- Rows:
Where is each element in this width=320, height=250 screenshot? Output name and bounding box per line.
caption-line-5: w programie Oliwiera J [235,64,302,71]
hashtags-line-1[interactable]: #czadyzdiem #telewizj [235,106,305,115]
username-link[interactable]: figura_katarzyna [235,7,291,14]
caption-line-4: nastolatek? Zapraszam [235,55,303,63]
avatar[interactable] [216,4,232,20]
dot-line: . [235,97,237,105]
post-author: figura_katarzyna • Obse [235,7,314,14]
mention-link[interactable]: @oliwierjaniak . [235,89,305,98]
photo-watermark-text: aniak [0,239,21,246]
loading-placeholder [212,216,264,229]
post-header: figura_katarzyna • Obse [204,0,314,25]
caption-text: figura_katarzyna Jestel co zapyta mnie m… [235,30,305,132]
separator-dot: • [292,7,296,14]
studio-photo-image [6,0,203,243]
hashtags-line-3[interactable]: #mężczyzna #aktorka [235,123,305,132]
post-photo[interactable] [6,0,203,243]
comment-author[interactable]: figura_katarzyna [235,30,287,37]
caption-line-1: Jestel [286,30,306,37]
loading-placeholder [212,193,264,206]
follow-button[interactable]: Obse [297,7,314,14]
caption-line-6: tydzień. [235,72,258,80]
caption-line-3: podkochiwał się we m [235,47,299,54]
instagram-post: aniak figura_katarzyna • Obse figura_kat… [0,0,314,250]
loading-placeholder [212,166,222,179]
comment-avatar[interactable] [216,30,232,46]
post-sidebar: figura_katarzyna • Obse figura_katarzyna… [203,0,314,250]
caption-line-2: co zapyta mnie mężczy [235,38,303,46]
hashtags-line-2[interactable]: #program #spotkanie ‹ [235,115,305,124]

- Aim:
Pick out every row above that contains the string "comment", and copy each one in full.

- Result of this task:
comment-author[interactable]: figura_katarzyna [235,30,287,37]
comment-avatar[interactable] [216,30,232,46]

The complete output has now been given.